Required task: Identify every line in the records below that contains the word "Limit", and reproduce each one.

— START OF Dataset records —

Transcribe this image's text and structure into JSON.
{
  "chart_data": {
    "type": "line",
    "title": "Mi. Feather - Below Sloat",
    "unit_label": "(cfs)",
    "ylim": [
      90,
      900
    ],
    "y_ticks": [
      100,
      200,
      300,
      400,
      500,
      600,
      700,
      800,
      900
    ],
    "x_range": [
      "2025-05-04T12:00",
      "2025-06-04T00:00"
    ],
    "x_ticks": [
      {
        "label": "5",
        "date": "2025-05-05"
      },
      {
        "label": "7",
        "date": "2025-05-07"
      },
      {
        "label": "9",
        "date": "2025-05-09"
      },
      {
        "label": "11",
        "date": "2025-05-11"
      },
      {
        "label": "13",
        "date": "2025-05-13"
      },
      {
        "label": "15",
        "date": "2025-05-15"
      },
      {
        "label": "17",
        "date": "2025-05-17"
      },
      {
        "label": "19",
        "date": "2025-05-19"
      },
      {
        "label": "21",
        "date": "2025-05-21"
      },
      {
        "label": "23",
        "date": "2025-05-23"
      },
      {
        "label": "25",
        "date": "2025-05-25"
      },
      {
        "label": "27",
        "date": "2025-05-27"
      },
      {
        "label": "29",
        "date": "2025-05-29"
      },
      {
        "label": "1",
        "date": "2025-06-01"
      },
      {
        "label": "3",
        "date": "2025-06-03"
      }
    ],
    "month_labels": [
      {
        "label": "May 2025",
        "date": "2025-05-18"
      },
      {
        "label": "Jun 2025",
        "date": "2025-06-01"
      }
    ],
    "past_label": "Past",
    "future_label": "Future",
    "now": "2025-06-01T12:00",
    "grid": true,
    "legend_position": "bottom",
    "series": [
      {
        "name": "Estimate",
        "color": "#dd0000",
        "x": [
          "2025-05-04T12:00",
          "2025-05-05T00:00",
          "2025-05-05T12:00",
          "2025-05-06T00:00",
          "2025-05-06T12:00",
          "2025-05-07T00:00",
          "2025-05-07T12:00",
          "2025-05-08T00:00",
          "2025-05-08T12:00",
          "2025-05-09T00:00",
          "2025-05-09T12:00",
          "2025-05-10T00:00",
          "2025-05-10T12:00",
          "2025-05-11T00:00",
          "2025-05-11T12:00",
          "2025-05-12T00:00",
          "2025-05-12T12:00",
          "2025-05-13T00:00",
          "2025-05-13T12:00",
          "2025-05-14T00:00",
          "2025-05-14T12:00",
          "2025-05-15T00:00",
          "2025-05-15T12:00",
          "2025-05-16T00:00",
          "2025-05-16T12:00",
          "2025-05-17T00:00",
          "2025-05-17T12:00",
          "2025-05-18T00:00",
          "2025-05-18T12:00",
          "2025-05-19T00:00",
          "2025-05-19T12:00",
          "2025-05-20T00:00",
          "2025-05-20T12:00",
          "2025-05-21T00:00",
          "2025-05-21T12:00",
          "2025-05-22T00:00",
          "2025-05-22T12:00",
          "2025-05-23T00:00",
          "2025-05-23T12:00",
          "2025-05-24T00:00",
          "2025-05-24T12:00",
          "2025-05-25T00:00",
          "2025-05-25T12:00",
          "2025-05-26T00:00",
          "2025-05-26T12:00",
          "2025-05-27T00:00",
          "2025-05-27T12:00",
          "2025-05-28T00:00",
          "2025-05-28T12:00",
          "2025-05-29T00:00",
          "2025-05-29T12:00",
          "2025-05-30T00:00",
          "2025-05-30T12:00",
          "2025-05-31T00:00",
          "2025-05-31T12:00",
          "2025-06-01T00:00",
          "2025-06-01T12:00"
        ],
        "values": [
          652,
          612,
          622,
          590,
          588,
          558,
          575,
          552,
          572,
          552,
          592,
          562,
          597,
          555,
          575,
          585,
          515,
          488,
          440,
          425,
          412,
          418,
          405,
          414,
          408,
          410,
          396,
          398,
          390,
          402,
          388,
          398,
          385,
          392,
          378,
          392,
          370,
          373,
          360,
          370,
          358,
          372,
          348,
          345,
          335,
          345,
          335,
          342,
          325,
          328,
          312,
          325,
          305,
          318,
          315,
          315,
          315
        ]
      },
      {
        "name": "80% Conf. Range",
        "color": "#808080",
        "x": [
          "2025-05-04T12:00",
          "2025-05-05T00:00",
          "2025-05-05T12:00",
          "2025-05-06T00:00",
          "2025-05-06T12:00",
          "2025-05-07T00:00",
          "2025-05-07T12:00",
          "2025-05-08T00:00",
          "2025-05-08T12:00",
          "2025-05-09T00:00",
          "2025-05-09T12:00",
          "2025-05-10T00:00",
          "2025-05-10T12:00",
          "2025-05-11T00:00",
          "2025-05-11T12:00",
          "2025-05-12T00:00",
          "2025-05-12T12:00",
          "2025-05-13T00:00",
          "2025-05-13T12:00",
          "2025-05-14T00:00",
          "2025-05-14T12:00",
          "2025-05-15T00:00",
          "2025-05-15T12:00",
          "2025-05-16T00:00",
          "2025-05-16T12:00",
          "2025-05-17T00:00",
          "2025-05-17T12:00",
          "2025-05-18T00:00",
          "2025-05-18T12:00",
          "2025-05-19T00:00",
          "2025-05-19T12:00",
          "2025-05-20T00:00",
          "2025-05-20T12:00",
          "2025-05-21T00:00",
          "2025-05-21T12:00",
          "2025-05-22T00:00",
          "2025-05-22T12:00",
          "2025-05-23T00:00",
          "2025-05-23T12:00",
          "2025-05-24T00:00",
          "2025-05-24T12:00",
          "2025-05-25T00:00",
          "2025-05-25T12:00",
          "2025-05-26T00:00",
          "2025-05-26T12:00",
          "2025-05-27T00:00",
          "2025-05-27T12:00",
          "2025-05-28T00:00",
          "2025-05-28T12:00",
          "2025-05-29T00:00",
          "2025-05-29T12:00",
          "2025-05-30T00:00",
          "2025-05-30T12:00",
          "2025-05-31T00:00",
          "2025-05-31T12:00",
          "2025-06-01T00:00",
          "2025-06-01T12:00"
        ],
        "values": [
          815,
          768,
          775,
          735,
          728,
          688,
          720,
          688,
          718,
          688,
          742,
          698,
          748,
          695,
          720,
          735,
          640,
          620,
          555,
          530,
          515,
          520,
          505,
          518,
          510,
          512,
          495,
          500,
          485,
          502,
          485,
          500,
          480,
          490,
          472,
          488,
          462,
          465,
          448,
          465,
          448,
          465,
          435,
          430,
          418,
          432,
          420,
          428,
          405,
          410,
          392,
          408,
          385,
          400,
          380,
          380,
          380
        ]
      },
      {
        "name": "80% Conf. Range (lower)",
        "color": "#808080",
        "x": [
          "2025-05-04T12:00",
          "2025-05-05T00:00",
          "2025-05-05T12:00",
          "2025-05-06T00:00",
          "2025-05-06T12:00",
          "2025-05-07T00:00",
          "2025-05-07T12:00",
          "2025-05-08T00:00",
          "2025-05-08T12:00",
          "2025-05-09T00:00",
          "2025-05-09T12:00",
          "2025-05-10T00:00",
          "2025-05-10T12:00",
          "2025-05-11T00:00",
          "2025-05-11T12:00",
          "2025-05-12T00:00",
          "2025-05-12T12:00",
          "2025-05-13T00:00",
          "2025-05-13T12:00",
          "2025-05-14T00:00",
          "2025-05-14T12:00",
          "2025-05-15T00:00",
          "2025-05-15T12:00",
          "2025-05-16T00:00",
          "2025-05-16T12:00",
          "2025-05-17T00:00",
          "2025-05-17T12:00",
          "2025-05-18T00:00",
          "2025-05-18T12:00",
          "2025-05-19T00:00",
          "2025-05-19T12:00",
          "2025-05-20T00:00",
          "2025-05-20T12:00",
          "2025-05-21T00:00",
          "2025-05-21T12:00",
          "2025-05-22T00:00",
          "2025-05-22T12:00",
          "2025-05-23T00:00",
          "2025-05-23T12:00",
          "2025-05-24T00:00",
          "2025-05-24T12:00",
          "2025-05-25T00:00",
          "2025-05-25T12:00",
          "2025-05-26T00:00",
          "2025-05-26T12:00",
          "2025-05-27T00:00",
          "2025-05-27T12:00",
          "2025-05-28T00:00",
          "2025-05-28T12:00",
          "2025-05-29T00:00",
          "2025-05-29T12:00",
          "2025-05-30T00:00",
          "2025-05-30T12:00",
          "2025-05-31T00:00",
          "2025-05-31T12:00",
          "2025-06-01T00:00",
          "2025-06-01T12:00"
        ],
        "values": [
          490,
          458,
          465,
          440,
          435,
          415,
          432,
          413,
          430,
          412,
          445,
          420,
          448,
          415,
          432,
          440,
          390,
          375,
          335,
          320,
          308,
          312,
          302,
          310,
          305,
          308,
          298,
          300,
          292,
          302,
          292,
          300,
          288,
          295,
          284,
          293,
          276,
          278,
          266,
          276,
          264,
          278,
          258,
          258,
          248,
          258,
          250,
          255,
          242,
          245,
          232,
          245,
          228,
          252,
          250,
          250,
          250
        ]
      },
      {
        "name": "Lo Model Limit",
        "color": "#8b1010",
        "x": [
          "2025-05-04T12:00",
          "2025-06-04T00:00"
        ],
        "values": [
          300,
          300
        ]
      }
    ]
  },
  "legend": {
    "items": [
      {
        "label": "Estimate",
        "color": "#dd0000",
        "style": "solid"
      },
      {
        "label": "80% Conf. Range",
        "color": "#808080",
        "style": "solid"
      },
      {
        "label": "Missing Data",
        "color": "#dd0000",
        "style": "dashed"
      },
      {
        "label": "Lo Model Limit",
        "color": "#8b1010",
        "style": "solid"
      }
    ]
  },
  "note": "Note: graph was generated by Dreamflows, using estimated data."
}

— END OF Dataset records —

Final result:
        "name": "Lo Model Limit",
        "label": "Lo Model Limit",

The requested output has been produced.